* Start *

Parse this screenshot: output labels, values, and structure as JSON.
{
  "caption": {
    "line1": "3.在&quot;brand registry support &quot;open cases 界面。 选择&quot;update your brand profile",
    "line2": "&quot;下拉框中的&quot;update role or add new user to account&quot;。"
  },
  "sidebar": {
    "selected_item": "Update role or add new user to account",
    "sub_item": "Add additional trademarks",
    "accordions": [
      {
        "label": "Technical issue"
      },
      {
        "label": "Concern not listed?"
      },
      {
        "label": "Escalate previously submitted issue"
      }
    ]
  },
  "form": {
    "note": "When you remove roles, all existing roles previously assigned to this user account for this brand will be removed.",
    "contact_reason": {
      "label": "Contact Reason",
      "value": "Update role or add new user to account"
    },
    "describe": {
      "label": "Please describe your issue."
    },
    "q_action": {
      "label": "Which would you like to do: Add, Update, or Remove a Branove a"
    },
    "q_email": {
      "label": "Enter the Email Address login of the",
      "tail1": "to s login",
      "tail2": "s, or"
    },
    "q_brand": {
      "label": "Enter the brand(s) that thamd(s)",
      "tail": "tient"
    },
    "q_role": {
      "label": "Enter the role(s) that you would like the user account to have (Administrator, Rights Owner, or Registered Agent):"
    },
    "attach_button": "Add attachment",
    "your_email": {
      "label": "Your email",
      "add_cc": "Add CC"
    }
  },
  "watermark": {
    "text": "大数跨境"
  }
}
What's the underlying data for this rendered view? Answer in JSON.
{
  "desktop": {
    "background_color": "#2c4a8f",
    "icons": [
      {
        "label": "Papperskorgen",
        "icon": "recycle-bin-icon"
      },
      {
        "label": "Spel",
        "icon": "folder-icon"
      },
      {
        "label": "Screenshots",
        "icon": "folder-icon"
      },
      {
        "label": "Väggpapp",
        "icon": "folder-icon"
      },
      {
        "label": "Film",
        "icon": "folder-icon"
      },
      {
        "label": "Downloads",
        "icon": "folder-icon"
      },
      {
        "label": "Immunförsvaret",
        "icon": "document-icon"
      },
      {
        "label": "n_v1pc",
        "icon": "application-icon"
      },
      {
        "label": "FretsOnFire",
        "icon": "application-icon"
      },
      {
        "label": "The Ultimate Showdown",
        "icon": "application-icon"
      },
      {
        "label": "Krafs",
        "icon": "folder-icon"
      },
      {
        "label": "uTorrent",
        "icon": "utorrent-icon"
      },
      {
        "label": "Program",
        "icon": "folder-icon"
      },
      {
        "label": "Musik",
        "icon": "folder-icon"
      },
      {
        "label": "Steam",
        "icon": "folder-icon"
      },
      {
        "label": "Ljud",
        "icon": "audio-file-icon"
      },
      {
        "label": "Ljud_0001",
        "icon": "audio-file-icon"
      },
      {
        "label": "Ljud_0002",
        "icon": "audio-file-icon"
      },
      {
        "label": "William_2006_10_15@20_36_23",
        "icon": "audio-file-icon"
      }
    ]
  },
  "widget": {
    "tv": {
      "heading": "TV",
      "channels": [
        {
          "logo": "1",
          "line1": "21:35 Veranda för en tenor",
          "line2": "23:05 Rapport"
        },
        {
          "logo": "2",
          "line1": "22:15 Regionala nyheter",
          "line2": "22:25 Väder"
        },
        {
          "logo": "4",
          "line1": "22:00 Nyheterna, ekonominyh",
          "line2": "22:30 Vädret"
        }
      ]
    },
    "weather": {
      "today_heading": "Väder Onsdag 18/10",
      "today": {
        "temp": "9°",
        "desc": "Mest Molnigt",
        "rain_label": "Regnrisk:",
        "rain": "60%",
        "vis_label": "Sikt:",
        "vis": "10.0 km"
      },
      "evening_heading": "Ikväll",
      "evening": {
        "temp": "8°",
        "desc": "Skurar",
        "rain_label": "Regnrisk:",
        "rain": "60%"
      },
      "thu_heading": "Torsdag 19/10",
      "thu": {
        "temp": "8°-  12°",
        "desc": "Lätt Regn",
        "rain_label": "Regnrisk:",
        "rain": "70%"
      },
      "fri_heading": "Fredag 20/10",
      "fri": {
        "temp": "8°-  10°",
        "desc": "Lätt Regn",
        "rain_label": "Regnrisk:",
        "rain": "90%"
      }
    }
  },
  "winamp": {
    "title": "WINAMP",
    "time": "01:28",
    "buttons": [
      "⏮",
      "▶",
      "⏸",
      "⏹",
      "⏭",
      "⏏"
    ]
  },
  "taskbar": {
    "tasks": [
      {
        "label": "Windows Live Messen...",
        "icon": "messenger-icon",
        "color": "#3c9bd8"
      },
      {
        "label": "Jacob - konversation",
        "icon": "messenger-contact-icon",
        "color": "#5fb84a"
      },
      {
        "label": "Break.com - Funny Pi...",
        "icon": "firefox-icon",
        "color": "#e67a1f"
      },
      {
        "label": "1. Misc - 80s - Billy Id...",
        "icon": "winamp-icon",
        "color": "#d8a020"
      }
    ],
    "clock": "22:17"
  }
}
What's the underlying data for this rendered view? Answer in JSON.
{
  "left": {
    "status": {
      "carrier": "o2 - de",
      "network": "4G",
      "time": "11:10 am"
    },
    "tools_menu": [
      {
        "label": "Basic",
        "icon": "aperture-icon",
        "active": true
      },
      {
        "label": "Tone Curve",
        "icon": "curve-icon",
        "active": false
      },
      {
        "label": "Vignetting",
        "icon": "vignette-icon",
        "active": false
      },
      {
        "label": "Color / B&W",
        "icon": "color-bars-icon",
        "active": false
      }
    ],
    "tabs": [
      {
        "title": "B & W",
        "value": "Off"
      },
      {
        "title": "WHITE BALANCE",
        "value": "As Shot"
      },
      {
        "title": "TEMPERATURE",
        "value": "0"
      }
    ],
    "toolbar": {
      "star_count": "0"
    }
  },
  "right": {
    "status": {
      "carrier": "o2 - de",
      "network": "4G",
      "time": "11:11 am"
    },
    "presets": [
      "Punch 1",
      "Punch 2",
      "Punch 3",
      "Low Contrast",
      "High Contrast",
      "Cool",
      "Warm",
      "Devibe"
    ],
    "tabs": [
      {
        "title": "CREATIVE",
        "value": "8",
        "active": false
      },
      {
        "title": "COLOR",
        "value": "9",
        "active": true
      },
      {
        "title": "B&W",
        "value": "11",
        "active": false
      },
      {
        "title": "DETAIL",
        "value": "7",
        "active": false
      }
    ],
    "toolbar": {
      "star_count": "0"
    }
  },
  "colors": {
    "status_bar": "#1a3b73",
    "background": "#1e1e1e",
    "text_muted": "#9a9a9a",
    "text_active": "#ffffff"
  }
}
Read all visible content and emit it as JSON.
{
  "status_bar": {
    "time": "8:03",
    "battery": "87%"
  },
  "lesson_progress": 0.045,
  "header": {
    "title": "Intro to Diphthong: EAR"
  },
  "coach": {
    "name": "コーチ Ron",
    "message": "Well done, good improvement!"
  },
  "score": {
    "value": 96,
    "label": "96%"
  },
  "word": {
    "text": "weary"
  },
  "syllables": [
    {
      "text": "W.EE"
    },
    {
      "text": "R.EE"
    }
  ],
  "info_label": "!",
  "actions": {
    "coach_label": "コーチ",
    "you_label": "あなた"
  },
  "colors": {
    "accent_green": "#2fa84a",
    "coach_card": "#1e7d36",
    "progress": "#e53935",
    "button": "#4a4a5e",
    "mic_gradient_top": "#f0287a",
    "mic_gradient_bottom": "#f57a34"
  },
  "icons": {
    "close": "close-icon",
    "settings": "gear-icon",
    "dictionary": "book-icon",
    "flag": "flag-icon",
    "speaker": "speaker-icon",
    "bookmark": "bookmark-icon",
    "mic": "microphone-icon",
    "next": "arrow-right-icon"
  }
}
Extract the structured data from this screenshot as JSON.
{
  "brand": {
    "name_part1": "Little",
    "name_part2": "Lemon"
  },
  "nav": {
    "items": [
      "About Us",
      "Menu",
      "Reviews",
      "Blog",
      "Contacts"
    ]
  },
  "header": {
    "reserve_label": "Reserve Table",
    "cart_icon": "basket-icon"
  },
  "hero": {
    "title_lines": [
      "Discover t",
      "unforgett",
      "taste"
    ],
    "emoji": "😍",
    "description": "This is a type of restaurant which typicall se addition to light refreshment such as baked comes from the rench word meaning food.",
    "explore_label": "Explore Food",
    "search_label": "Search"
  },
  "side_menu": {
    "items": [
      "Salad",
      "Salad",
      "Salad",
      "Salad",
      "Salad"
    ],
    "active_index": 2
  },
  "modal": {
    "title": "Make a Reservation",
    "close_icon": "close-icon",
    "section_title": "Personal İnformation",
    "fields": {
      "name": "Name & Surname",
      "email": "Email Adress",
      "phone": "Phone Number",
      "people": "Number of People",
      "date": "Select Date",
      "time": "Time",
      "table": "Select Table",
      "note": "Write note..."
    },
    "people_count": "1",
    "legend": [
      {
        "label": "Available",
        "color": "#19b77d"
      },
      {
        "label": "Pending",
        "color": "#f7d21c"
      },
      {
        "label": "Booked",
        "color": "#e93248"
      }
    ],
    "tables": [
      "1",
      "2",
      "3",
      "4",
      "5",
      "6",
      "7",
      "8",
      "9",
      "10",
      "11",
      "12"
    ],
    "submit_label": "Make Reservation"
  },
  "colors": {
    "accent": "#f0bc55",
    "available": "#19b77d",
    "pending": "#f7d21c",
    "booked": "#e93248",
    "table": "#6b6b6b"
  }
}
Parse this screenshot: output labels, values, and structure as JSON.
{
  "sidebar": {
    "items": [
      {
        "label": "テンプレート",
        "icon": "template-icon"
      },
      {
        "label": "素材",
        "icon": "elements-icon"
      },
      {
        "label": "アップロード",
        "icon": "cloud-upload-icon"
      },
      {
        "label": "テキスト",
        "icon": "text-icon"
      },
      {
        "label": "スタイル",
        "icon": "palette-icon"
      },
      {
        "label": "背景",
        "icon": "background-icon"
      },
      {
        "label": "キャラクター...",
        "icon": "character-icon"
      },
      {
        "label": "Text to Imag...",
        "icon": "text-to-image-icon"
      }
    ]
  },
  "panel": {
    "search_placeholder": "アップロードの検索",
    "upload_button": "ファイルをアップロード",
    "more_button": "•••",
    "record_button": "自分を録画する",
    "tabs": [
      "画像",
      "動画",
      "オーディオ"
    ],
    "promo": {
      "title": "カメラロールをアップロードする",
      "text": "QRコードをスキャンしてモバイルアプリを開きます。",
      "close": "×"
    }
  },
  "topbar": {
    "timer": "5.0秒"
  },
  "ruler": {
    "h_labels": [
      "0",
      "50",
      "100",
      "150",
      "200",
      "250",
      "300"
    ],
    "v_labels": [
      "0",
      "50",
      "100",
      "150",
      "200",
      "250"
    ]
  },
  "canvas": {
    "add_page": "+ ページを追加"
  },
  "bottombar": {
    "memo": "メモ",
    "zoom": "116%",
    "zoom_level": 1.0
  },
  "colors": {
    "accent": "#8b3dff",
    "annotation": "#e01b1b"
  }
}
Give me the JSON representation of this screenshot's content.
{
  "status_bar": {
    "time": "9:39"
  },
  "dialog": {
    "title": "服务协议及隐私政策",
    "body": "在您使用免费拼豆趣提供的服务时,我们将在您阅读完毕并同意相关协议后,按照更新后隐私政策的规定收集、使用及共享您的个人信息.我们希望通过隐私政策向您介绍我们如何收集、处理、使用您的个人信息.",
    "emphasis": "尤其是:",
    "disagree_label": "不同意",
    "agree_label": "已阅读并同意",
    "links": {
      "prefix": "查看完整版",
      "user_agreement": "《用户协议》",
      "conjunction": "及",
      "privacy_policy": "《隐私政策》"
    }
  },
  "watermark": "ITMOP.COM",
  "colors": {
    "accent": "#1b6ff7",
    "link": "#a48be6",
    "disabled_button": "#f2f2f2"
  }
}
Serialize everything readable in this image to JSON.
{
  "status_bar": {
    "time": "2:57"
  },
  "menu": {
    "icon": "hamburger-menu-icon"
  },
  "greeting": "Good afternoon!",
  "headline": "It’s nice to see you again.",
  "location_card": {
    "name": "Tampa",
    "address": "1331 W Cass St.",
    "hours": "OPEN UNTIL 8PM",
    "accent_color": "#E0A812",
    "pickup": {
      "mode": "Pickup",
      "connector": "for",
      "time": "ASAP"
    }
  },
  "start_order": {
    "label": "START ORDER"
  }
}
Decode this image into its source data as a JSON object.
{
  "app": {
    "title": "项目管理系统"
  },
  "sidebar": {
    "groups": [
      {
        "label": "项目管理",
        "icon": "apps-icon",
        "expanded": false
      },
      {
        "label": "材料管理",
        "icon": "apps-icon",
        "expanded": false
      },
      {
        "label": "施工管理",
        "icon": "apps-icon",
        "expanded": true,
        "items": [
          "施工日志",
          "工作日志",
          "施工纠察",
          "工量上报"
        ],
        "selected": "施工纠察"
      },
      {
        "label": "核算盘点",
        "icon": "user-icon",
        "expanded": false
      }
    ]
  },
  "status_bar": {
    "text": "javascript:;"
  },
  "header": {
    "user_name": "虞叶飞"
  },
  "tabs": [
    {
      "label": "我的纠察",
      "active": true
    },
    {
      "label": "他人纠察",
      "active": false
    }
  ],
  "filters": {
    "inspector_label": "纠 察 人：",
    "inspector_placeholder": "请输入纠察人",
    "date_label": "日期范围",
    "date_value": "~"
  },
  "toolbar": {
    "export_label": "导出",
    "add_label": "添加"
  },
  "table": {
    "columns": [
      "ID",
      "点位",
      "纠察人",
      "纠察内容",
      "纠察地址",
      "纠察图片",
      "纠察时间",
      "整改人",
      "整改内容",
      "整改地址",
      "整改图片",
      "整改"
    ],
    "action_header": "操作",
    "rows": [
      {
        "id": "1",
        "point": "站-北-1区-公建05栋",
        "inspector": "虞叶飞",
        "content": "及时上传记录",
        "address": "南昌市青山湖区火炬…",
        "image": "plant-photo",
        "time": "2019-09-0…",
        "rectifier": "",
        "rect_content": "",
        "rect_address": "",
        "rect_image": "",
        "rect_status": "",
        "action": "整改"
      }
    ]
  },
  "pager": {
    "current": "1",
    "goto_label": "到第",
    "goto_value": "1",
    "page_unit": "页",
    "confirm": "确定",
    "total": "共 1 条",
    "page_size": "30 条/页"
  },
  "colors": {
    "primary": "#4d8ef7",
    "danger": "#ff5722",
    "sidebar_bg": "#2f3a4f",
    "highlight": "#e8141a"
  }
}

* End *

◆ **What this task involves**:
In the entries above, find each line with the word "Number" and show it.

◆ **Solved problem**:
      "phone": "Phone Number",
      "people": "Number of People",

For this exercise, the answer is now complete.